> **What is expected**
Retype the records below exactly as they appear.

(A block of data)
● ● ●

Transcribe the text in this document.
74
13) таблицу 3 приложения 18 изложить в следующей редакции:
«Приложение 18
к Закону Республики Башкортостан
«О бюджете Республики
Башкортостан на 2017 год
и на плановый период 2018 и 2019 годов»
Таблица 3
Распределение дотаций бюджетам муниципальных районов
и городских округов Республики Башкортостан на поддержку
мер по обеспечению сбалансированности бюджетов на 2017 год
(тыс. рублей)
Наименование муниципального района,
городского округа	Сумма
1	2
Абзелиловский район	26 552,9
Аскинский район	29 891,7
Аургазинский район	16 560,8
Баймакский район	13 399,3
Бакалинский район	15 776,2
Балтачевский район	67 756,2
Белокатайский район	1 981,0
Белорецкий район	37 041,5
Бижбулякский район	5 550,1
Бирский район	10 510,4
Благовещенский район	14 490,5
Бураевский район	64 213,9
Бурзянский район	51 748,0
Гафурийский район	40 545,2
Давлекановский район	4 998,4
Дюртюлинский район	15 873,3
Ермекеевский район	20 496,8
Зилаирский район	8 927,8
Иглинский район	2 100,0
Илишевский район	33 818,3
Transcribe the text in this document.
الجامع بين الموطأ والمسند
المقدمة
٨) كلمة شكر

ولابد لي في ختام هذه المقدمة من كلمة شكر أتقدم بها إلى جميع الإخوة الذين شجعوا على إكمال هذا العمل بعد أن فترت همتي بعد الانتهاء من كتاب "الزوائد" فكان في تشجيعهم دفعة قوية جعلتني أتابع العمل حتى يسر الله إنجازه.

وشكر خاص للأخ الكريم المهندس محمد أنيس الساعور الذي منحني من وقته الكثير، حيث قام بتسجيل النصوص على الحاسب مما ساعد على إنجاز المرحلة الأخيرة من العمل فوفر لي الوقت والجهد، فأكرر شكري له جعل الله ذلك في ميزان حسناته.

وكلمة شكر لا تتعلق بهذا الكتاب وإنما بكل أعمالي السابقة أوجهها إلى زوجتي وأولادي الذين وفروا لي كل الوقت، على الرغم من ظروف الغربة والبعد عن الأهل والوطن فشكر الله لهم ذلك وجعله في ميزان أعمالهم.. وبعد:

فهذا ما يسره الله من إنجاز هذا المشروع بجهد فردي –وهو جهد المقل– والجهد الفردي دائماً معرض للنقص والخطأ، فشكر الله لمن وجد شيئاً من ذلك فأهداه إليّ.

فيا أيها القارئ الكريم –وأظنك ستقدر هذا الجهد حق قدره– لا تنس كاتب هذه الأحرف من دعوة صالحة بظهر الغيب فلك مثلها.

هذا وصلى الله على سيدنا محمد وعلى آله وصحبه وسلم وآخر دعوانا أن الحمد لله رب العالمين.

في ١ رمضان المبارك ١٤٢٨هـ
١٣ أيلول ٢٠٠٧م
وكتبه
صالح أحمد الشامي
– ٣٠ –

● ● ●

> **Worked solution**
Transcribe the text in this document.
74
13) таблицу 3 приложения 18 изложить в следующей редакции:
«Приложение 18
к Закону Республики Башкортостан
«О бюджете Республики
Башкортостан на 2017 год
и на плановый период 2018 и 2019 годов»
Таблица 3
Распределение дотаций бюджетам муниципальных районов
и городских округов Республики Башкортостан на поддержку
мер по обеспечению сбалансированности бюджетов на 2017 год
(тыс. рублей)
Наименование муниципального района,
городского округа	Сумма
1	2
Абзелиловский район	26 552,9
Аскинский район	29 891,7
Аургазинский район	16 560,8
Баймакский район	13 399,3
Бакалинский район	15 776,2
Балтачевский район	67 756,2
Белокатайский район	1 981,0
Белорецкий район	37 041,5
Бижбулякский район	5 550,1
Бирский район	10 510,4
Благовещенский район	14 490,5
Бураевский район	64 213,9
Бурзянский район	51 748,0
Гафурийский район	40 545,2
Давлекановский район	4 998,4
Дюртюлинский район	15 873,3
Ермекеевский район	20 496,8
Зилаирский район	8 927,8
Иглинский район	2 100,0
Илишевский район	33 818,3
Transcribe the text in this document.
الجامع بين الموطأ والمسند
المقدمة
٨) كلمة شكر

ولابد لي في ختام هذه المقدمة من كلمة شكر أتقدم بها إلى جميع الإخوة الذين شجعوا على إكمال هذا العمل بعد أن فترت همتي بعد الانتهاء من كتاب "الزوائد" فكان في تشجيعهم دفعة قوية جعلتني أتابع العمل حتى يسر الله إنجازه.

وشكر خاص للأخ الكريم المهندس محمد أنيس الساعور الذي منحني من وقته الكثير، حيث قام بتسجيل النصوص على الحاسب مما ساعد على إنجاز المرحلة الأخيرة من العمل فوفر لي الوقت والجهد، فأكرر شكري له جعل الله ذلك في ميزان حسناته.

وكلمة شكر لا تتعلق بهذا الكتاب وإنما بكل أعمالي السابقة أوجهها إلى زوجتي وأولادي الذين وفروا لي كل الوقت، على الرغم من ظروف الغربة والبعد عن الأهل والوطن فشكر الله لهم ذلك وجعله في ميزان أعمالهم.. وبعد:

فهذا ما يسره الله من إنجاز هذا المشروع بجهد فردي –وهو جهد المقل– والجهد الفردي دائماً معرض للنقص والخطأ، فشكر الله لمن وجد شيئاً من ذلك فأهداه إليّ.

فيا أيها القارئ الكريم –وأظنك ستقدر هذا الجهد حق قدره– لا تنس كاتب هذه الأحرف من دعوة صالحة بظهر الغيب فلك مثلها.

هذا وصلى الله على سيدنا محمد وعلى آله وصحبه وسلم وآخر دعوانا أن الحمد لله رب العالمين.

في ١ رمضان المبارك ١٤٢٨هـ
١٣ أيلول ٢٠٠٧م
وكتبه
صالح أحمد الشامي
– ٣٠ –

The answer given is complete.